• [Ejercicio]: Prolonga el texto sobre la posible desintegración de la UE a partir de su última oración.

• [Texto fuente]:
-=-=-=-=-

Ilustración de Kike Lucas.

Que la UE está hecha unos zorros no es ningún secreto. Ni siquiera sirve como consuelo conocer que las crisis recurrentes han resultado ser un estímulo para el proceso mismo de integración. A diferencia de otras ocasiones concurren dos elementos generales que proponen, por vez primera en su historia, escenarios donde la desintegración de la UE ha dejado de ser una entelequia y tiene visos de convertirse en factible.

La crisis económica ha sido, sin duda, el detonante de una situación que ha producido una cascada de resultados imprevistos y como resultante de todos ellos una UE a la que no le alcanza el resuello para seguir adelante.

De hecho todo está en situación de “inercia política e institucional” hasta ver que ocurre en el ciclo electoral político más importante para la historia de la UE. El 15 de marzo elecciones legislativas en Holanda, donde es muy probable que el Partido de la Libertad (extrema derecha, xenófobo y antieuropeo) gane las elecciones. Dado el sistema de representación en los Países Bajos y el –hasta ahora- abrumador apoyo de la población holandesa a la presencia de su país en la UE, la situación no tendrá demasiadas repercusiones concretas para lo que nos ocupa, pero sí simbólicas. Después de eso, entre el 23 de abril y el 18 de junio se celebrará las presidenciales y legislativas en Francia. Donde el panorama electoral está en una situación de extrema volatilidad y donde, por tanto, hacer predicciones ahora mismo parece tan arriesgado como inútil.

Después, elecciones legislativas en Alemania en septiembre donde, a fecha de hoy, parece poco probable que el partido neonazi Alternativa para Alemania consiga dar la sorpresa.

Los resultados de las elecciones proponen dos escenarios principales: en el caso de que las denominadas “fuerzas europeístas” consigan salvar los muebles principalmente en Alemania y Francia la UE vivirá, probablemente, el cambio de mayor calado de su historia. Se abrirá la vía para una Europa de varias velocidades construida alrededor de un núcleo duro de países y con el euro como símbolo de identidad y pertenencia a un selecto club de países. En ese núcleo duro se darán pasos importantes hacia una articulación política más intensa y mayores cotas de legitimidad democrática de las decisiones. El resto de países que no reúna las condiciones o, simplemente, que no quiera dar ese paso en la dirección de mayor integración, podrán elegir entre varias formas de cooperación horizontal, sobre la base de proyectos y programas concertados ad hoc y de colaboración, también, con el núcleo duro de países. Pero el proyecto de integración, tal y como hoy lo conocemos, tiene los días contados.

En el caso de que los resultados no sean los esperados en alguno de los dos países principales la situación puede virar rápidamente hacia un proceso de disgregación y reagrupamiento inesperado de consecuencias imprevisibles.

-=-=-=-=-

• [Registros de datos]:
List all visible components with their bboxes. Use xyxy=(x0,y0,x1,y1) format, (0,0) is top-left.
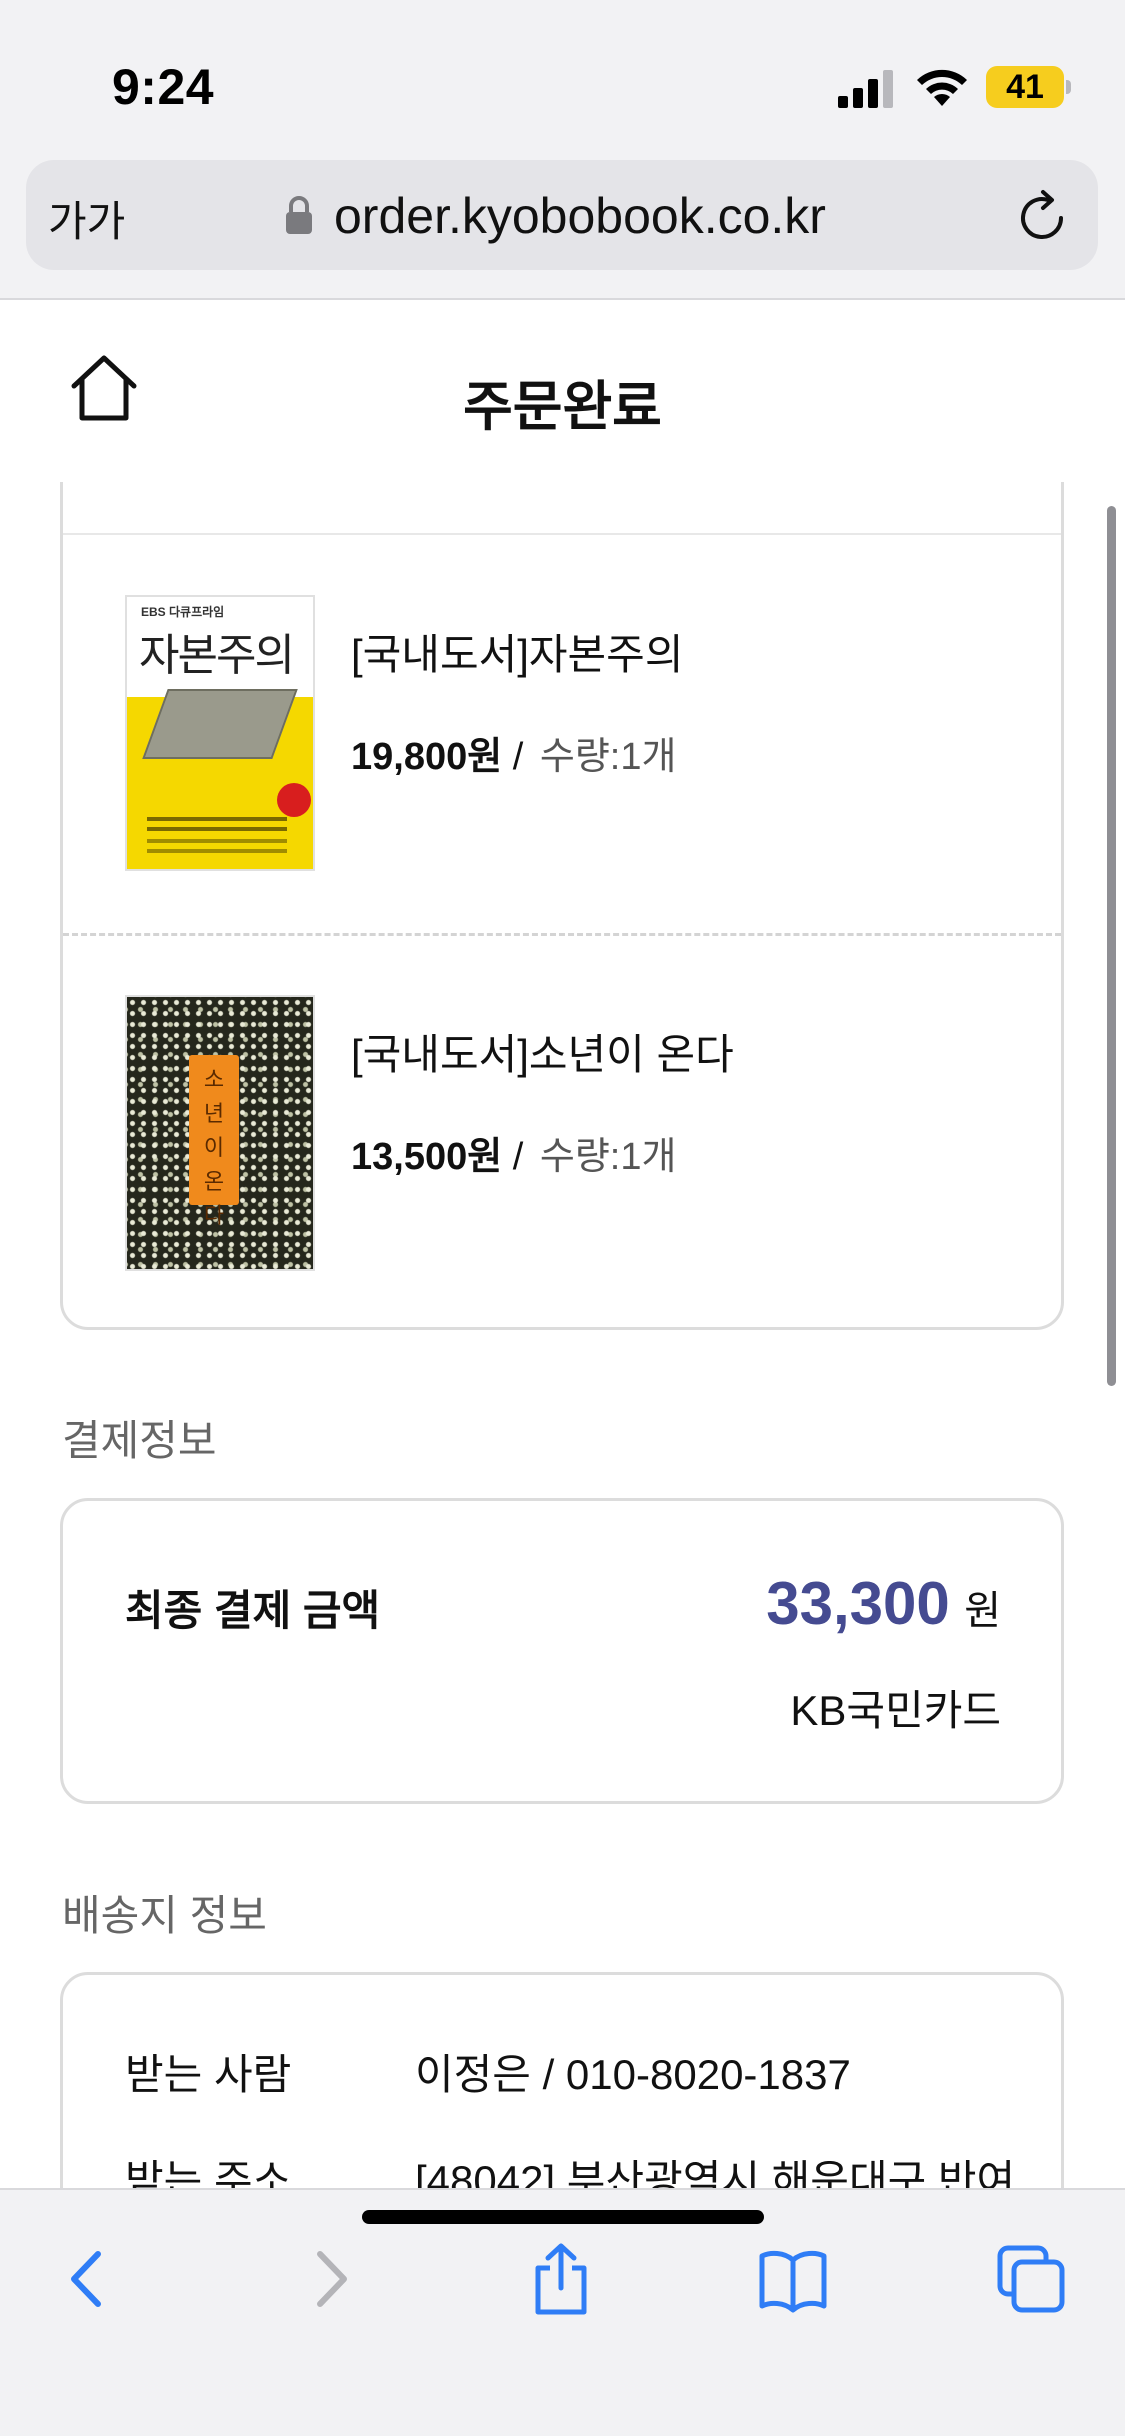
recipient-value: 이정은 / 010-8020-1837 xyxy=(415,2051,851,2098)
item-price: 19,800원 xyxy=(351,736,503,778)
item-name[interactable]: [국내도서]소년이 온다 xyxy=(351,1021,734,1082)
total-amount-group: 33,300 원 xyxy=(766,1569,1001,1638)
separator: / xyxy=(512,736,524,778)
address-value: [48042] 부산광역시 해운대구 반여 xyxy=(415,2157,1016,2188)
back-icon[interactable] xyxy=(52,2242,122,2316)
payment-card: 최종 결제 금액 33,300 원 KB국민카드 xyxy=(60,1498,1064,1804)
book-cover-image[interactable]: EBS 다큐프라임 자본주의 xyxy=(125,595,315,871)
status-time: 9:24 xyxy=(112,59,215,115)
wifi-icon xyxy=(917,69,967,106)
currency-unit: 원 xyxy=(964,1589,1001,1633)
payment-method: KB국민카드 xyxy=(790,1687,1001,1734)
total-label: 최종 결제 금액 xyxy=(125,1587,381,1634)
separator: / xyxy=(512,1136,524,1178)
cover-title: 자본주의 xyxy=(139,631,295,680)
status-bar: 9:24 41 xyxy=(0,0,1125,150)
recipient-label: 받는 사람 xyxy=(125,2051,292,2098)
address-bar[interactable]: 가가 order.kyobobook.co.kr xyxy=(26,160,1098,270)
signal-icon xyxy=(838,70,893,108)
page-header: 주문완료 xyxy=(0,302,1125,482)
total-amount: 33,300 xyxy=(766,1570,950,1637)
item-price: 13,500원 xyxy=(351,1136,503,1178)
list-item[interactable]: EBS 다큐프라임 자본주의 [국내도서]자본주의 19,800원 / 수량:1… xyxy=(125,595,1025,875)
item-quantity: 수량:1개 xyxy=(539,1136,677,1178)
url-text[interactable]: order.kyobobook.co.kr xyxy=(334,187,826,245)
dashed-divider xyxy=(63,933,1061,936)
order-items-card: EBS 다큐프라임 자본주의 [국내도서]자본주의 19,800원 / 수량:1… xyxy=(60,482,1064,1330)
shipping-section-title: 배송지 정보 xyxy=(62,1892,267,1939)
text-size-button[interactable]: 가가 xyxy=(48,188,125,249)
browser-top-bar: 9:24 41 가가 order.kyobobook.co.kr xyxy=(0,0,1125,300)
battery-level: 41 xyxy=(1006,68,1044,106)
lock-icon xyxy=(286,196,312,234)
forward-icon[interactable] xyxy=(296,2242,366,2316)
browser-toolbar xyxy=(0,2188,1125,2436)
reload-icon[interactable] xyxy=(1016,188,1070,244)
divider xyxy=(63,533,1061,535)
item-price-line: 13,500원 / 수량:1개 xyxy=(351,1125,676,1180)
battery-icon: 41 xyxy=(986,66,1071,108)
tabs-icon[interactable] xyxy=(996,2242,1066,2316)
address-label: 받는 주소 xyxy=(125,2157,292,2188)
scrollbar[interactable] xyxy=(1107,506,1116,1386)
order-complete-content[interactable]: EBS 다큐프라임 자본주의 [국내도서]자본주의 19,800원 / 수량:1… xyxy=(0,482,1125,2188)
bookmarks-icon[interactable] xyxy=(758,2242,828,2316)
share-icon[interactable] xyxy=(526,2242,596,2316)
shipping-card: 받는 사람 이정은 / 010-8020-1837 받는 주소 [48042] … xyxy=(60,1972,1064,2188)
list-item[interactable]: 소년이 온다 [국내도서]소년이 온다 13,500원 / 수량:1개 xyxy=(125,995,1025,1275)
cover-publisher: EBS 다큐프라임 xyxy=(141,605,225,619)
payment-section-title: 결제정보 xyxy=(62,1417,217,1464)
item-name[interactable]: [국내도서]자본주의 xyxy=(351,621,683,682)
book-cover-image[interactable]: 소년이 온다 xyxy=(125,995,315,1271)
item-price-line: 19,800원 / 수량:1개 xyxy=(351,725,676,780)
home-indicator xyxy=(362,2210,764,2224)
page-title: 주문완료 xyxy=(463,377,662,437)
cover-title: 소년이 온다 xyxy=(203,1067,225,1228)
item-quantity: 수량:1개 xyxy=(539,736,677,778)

-=-=-=-=-

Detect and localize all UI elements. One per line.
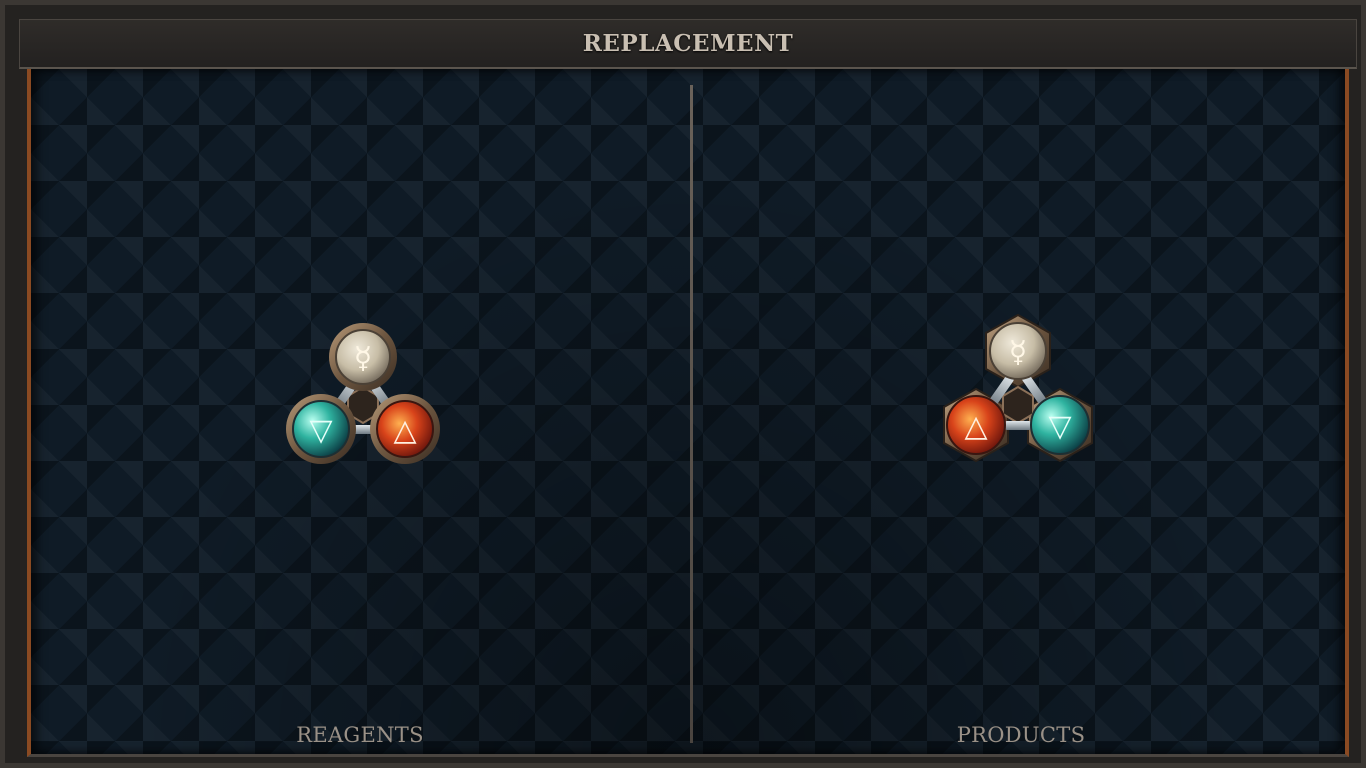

-=-=-=-=-

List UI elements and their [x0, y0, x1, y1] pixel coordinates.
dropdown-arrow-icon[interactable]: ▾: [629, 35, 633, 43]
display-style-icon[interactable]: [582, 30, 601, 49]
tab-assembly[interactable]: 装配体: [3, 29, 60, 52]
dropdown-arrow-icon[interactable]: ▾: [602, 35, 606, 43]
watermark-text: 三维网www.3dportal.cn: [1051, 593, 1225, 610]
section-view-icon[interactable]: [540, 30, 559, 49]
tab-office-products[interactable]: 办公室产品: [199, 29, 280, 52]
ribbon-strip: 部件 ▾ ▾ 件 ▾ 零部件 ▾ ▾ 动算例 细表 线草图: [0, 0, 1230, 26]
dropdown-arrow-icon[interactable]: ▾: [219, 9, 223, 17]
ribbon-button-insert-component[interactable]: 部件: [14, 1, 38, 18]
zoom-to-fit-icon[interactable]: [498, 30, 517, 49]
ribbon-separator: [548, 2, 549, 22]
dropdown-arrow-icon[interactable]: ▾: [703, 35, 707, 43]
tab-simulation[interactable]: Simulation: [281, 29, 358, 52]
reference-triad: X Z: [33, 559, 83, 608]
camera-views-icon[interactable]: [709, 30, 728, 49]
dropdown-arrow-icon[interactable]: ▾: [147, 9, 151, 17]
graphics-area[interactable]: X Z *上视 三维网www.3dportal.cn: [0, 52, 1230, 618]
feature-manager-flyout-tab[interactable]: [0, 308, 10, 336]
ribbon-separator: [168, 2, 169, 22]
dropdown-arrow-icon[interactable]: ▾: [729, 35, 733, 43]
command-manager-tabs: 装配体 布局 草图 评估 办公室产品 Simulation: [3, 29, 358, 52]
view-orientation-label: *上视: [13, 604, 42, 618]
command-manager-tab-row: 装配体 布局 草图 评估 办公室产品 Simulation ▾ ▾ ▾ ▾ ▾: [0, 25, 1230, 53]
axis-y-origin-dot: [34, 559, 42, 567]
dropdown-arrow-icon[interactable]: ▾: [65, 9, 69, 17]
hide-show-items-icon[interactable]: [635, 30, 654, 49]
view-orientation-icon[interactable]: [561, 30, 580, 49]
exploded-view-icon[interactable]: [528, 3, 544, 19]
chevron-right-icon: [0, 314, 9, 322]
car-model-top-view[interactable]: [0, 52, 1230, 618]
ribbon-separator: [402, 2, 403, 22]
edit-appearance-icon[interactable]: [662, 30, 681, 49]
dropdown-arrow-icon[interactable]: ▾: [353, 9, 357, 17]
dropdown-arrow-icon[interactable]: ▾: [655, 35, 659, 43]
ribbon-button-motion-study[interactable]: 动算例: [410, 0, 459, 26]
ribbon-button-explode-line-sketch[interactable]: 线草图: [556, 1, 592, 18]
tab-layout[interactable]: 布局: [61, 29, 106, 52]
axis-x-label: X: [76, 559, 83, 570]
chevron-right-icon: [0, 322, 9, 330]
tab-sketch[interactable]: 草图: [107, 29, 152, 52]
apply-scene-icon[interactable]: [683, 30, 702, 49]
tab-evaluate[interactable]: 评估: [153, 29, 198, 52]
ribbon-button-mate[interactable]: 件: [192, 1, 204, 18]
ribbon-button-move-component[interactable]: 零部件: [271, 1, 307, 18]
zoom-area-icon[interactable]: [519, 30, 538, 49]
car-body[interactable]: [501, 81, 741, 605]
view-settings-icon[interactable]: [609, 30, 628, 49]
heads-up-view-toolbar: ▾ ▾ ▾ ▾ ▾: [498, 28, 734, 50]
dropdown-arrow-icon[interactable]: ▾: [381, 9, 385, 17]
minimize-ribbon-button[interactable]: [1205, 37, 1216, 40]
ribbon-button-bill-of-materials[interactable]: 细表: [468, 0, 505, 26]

-=-=-=-=-

• [Respuesta]:
Por si los problemas que la actual UE afronta no fueran pocos, llegó Trump a la presidencia de los Estados Unidos para agitar la situación esperando recoger buenos frutos para sus peligrosos intereses. El apoyo incondicional al Brexit de Trump, o sus comentarios enmendando la plana a la canciller Merkel por su política migratoria; la conocida cercanía de algunos de sus colaboradores con el Front National en Francia; la amenaza abierta de la nueva embajadora de Estados Unidos en la ONU de “tomarle la matrícula” a los aliados que no estén a piñón fijo con la nueva presidencia, dicen tanto de una voluntad explícita de modificar las reglas del juego en la escena global, como de la sintonía ideológica y cultural con la extrema derecha emergente o consolidada en la UE, aquella cuya identidad está relacionada con la xenofobia, racismo, antifeminismo y subordinación a los grandes poderes económicos. Hablando en Román paladino, el nuevo Estados Unidos trumpista quiere y va a ser un actor político en el devenir de la Unión Europea y su intervención se hará en abierta hostilidad con lo que “simbólicamente” representaría el proyecto europeo.

Y en este, atención que os estoy vigilando, qué decir de las que, se presumen, especiales y cordiales relaciones entre Trump y Rusia y una nueva dinámica en las relaciones internacionales que pilla a la UE con el paso totalmente cambiado.

En estos días, y después de unas primeras palabras muy comedidas y diplomáticas, las instituciones de la UE se han lanzado a sacar pecho frente al, otrora, aliado privilegiado. El Presidente del Consejo Donald Tusk ha señalado a Trump como un enemigo potencial y un “demagogo” advirtiendo de que los nuevos Estados Unidos suponen una verdadera amenaza para la UE. El Parlamento Europeo en su minisesión en Bruselas del pasado día 1 de febrero negará el placet al nuevo embajador propuesto por Estados Unidos ante la UE. Otros destacados dirigentes han salido en tromba a defender “la dignidad europea” frente a las amenazas y hostilidad de Trump.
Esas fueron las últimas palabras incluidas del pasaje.